------ Stored records

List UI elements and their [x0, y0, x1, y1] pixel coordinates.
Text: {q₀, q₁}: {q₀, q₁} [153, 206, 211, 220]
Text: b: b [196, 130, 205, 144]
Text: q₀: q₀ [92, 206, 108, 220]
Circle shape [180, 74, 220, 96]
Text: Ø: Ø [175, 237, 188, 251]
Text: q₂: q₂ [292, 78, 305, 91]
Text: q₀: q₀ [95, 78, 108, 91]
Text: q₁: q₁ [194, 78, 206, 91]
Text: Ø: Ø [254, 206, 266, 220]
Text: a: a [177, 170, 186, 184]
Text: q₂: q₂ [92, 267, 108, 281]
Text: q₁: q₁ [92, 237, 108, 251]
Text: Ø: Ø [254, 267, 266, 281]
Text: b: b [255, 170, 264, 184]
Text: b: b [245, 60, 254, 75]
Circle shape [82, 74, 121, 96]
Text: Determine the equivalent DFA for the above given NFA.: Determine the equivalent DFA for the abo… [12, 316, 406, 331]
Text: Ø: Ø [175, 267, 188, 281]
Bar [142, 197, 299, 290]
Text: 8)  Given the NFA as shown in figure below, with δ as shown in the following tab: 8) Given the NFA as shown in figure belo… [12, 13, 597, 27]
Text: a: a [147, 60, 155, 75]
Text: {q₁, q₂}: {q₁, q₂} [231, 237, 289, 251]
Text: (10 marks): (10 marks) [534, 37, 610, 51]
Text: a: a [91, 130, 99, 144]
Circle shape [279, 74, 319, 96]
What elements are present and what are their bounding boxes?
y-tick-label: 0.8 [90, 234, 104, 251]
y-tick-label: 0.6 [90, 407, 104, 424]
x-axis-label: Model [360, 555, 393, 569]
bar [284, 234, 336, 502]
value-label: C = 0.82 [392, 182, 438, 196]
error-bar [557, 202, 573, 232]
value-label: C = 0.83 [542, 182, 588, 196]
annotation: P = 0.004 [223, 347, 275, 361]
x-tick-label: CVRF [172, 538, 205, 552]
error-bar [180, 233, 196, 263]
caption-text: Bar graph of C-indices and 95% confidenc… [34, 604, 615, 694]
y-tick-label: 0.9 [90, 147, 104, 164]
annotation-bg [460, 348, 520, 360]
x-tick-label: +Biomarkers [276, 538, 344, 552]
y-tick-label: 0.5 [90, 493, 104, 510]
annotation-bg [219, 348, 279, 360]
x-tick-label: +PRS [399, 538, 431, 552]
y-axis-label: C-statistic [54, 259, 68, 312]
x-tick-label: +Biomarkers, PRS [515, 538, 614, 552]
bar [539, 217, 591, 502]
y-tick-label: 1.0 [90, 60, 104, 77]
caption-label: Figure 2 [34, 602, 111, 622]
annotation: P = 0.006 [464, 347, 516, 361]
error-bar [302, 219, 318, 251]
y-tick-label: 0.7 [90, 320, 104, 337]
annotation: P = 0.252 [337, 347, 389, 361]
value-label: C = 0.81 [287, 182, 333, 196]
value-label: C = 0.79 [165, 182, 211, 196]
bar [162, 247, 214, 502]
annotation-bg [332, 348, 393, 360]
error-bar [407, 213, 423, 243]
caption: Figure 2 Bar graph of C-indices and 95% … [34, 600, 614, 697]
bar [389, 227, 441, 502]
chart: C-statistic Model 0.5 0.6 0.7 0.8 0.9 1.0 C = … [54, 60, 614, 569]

------------

__Short task__. Copy every line of the entries above verbatim, in the same order.

__Output below__.
List UI elements and their [x0, y0, x1, y1] pixel coordinates.
Text: {q₀, q₁}: {q₀, q₁} [153, 206, 211, 220]
Text: b: b [196, 130, 205, 144]
Text: q₀: q₀ [92, 206, 108, 220]
Circle shape [180, 74, 220, 96]
Text: Ø: Ø [175, 237, 188, 251]
Text: q₂: q₂ [292, 78, 305, 91]
Text: q₀: q₀ [95, 78, 108, 91]
Text: q₁: q₁ [194, 78, 206, 91]
Text: Ø: Ø [254, 206, 266, 220]
Text: a: a [177, 170, 186, 184]
Text: q₂: q₂ [92, 267, 108, 281]
Text: q₁: q₁ [92, 237, 108, 251]
Text: Ø: Ø [254, 267, 266, 281]
Text: b: b [255, 170, 264, 184]
Text: b: b [245, 60, 254, 75]
Circle shape [82, 74, 121, 96]
Text: Determine the equivalent DFA for the above given NFA.: Determine the equivalent DFA for the abo… [12, 316, 406, 331]
Text: Ø: Ø [175, 267, 188, 281]
Bar [142, 197, 299, 290]
Text: 8)  Given the NFA as shown in figure below, with δ as shown in the following tab: 8) Given the NFA as shown in figure belo… [12, 13, 597, 27]
Text: a: a [147, 60, 155, 75]
Text: {q₁, q₂}: {q₁, q₂} [231, 237, 289, 251]
Text: (10 marks): (10 marks) [534, 37, 610, 51]
Text: a: a [91, 130, 99, 144]
Circle shape [279, 74, 319, 96]
What elements are present and what are their bounding boxes?
y-tick-label: 0.8 [90, 234, 104, 251]
y-tick-label: 0.6 [90, 407, 104, 424]
x-axis-label: Model [360, 555, 393, 569]
bar [284, 234, 336, 502]
value-label: C = 0.82 [392, 182, 438, 196]
error-bar [557, 202, 573, 232]
value-label: C = 0.83 [542, 182, 588, 196]
annotation: P = 0.004 [223, 347, 275, 361]
x-tick-label: CVRF [172, 538, 205, 552]
error-bar [180, 233, 196, 263]
caption-text: Bar graph of C-indices and 95% confidenc… [34, 604, 615, 694]
y-tick-label: 0.9 [90, 147, 104, 164]
annotation-bg [460, 348, 520, 360]
x-tick-label: +Biomarkers [276, 538, 344, 552]
y-tick-label: 0.5 [90, 493, 104, 510]
annotation-bg [219, 348, 279, 360]
x-tick-label: +PRS [399, 538, 431, 552]
y-axis-label: C-statistic [54, 259, 68, 312]
x-tick-label: +Biomarkers, PRS [515, 538, 614, 552]
bar [539, 217, 591, 502]
y-tick-label: 1.0 [90, 60, 104, 77]
caption-label: Figure 2 [34, 602, 111, 622]
annotation: P = 0.006 [464, 347, 516, 361]
error-bar [302, 219, 318, 251]
y-tick-label: 0.7 [90, 320, 104, 337]
annotation: P = 0.252 [337, 347, 389, 361]
value-label: C = 0.81 [287, 182, 333, 196]
value-label: C = 0.79 [165, 182, 211, 196]
bar [162, 247, 214, 502]
annotation-bg [332, 348, 393, 360]
error-bar [407, 213, 423, 243]
caption: Figure 2 Bar graph of C-indices and 95% … [34, 600, 614, 697]
bar [389, 227, 441, 502]
chart: C-statistic Model 0.5 0.6 0.7 0.8 0.9 1.0 C = … [54, 60, 614, 569]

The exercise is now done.